WORK REQUIRED -> Would you quote every entry exactly, dropping only the pictures?

DATASET RECORDS ->

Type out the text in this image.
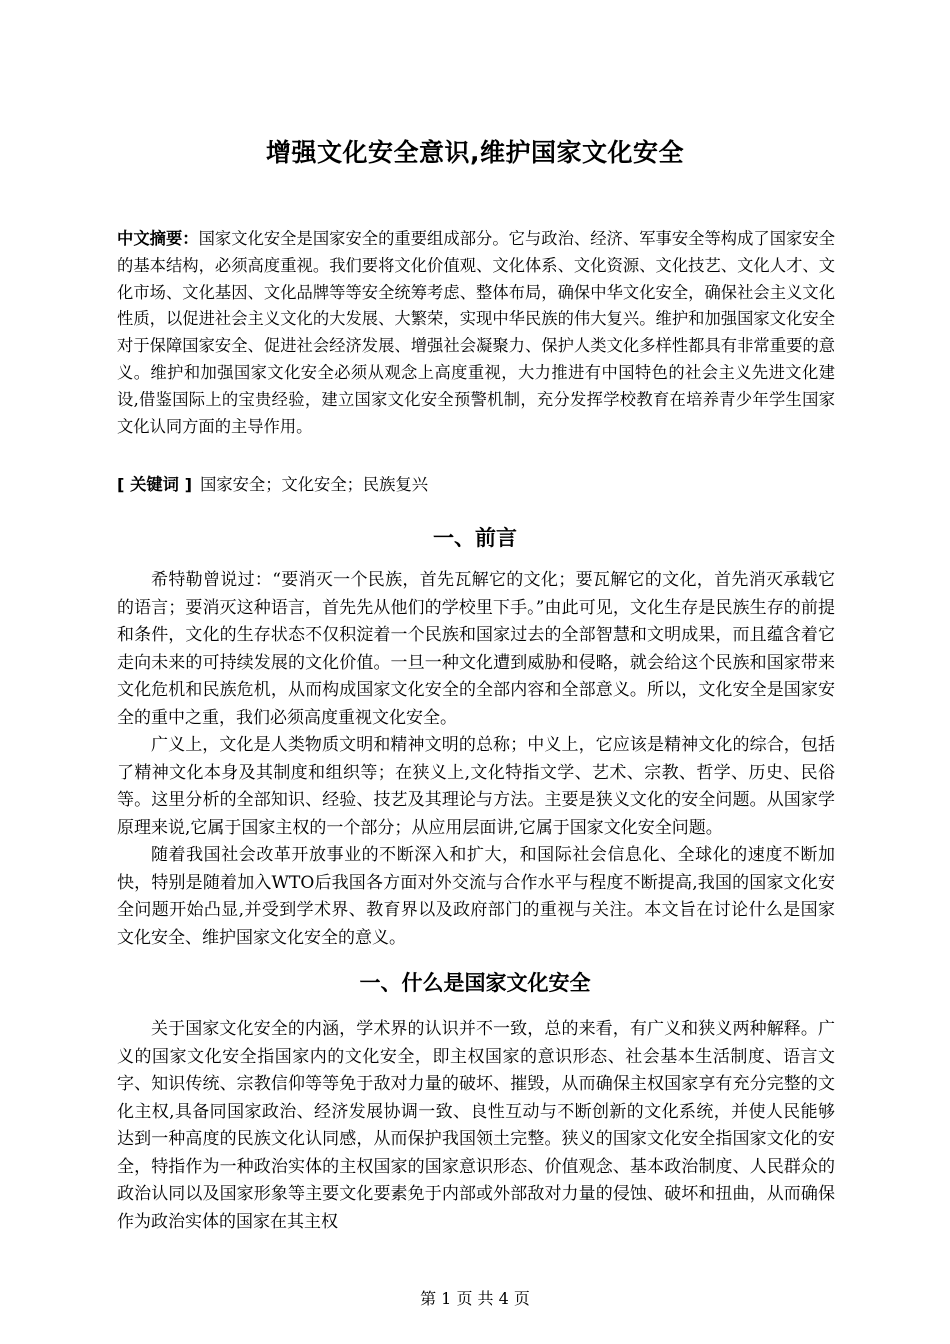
增强文化安全意识,维护国家文化安全
中文摘要：国家文化安全是国家安全的重要组成部分。它与政治、经济、军事安全等构成了国家安全的基本结构，必须高度重视。我们要将文化价值观、文化体系、文化资源、文化技艺、文化人才、文化市场、文化基因、文化品牌等等安全统筹考虑、整体布局，确保中华文化安全，确保社会主义文化性质，以促进社会主义文化的大发展、大繁荣，实现中华民族的伟大复兴。维护和加强国家文化安全对于保障国家安全、促进社会经济发展、增强社会凝聚力、保护人类文化多样性都具有非常重要的意义。维护和加强国家文化安全必须从观念上高度重视，大力推进有中国特色的社会主义先进文化建设,借鉴国际上的宝贵经验，建立国家文化安全预警机制，充分发挥学校教育在培养青少年学生国家文化认同方面的主导作用。
[ 关键词 ] 国家安全；文化安全；民族复兴
一、前言

希特勒曾说过：“要消灭一个民族，首先瓦解它的文化；要瓦解它的文化，首先消灭承载它的语言；要消灭这种语言，首先先从他们的学校里下手。”由此可见，文化生存是民族生存的前提和条件，文化的生存状态不仅积淀着一个民族和国家过去的全部智慧和文明成果，而且蕴含着它走向未来的可持续发展的文化价值。一旦一种文化遭到威胁和侵略，就会给这个民族和国家带来文化危机和民族危机，从而构成国家文化安全的全部内容和全部意义。所以，文化安全是国家安全的重中之重，我们必须高度重视文化安全。

广义上，文化是人类物质文明和精神文明的总称；中义上，它应该是精神文化的综合，包括了精神文化本身及其制度和组织等；在狭义上,文化特指文学、艺术、宗教、哲学、历史、民俗等。这里分析的全部知识、经验、技艺及其理论与方法。主要是狭义文化的安全问题。从国家学原理来说,它属于国家主权的一个部分；从应用层面讲,它属于国家文化安全问题。

随着我国社会改革开放事业的不断深入和扩大，和国际社会信息化、全球化的速度不断加快，特别是随着加入WTO后我国各方面对外交流与合作水平与程度不断提高,我国的国家文化安全问题开始凸显,并受到学术界、教育界以及政府部门的重视与关注。本文旨在讨论什么是国家文化安全、维护国家文化安全的意义。

一、什么是国家文化安全

关于国家文化安全的内涵，学术界的认识并不一致，总的来看，有广义和狭义两种解释。广义的国家文化安全指国家内的文化安全，即主权国家的意识形态、社会基本生活制度、语言文字、知识传统、宗教信仰等等免于敌对力量的破坏、摧毁，从而确保主权国家享有充分完整的文化主权,具备同国家政治、经济发展协调一致、良性互动与不断创新的文化系统，并使人民能够达到一种高度的民族文化认同感，从而保护我国领土完整。狭义的国家文化安全指国家文化的安全，特指作为一种政治实体的主权国家的国家意识形态、价值观念、基本政治制度、人民群众的政治认同以及国家形象等主要文化要素免于内部或外部敌对力量的侵蚀、破坏和扭曲，从而确保作为政治实体的国家在其主权

第 1 页 共 4 页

WRITTEN ANSWER ->
Type out the text in this image.
增强文化安全意识,维护国家文化安全
中文摘要：国家文化安全是国家安全的重要组成部分。它与政治、经济、军事安全等构成了国家安全的基本结构，必须高度重视。我们要将文化价值观、文化体系、文化资源、文化技艺、文化人才、文化市场、文化基因、文化品牌等等安全统筹考虑、整体布局，确保中华文化安全，确保社会主义文化性质，以促进社会主义文化的大发展、大繁荣，实现中华民族的伟大复兴。维护和加强国家文化安全对于保障国家安全、促进社会经济发展、增强社会凝聚力、保护人类文化多样性都具有非常重要的意义。维护和加强国家文化安全必须从观念上高度重视，大力推进有中国特色的社会主义先进文化建设,借鉴国际上的宝贵经验，建立国家文化安全预警机制，充分发挥学校教育在培养青少年学生国家文化认同方面的主导作用。
[ 关键词 ] 国家安全；文化安全；民族复兴
一、前言

希特勒曾说过：“要消灭一个民族，首先瓦解它的文化；要瓦解它的文化，首先消灭承载它的语言；要消灭这种语言，首先先从他们的学校里下手。”由此可见，文化生存是民族生存的前提和条件，文化的生存状态不仅积淀着一个民族和国家过去的全部智慧和文明成果，而且蕴含着它走向未来的可持续发展的文化价值。一旦一种文化遭到威胁和侵略，就会给这个民族和国家带来文化危机和民族危机，从而构成国家文化安全的全部内容和全部意义。所以，文化安全是国家安全的重中之重，我们必须高度重视文化安全。

广义上，文化是人类物质文明和精神文明的总称；中义上，它应该是精神文化的综合，包括了精神文化本身及其制度和组织等；在狭义上,文化特指文学、艺术、宗教、哲学、历史、民俗等。这里分析的全部知识、经验、技艺及其理论与方法。主要是狭义文化的安全问题。从国家学原理来说,它属于国家主权的一个部分；从应用层面讲,它属于国家文化安全问题。

随着我国社会改革开放事业的不断深入和扩大，和国际社会信息化、全球化的速度不断加快，特别是随着加入WTO后我国各方面对外交流与合作水平与程度不断提高,我国的国家文化安全问题开始凸显,并受到学术界、教育界以及政府部门的重视与关注。本文旨在讨论什么是国家文化安全、维护国家文化安全的意义。

一、什么是国家文化安全

关于国家文化安全的内涵，学术界的认识并不一致，总的来看，有广义和狭义两种解释。广义的国家文化安全指国家内的文化安全，即主权国家的意识形态、社会基本生活制度、语言文字、知识传统、宗教信仰等等免于敌对力量的破坏、摧毁，从而确保主权国家享有充分完整的文化主权,具备同国家政治、经济发展协调一致、良性互动与不断创新的文化系统，并使人民能够达到一种高度的民族文化认同感，从而保护我国领土完整。狭义的国家文化安全指国家文化的安全，特指作为一种政治实体的主权国家的国家意识形态、价值观念、基本政治制度、人民群众的政治认同以及国家形象等主要文化要素免于内部或外部敌对力量的侵蚀、破坏和扭曲，从而确保作为政治实体的国家在其主权

第 1 页 共 4 页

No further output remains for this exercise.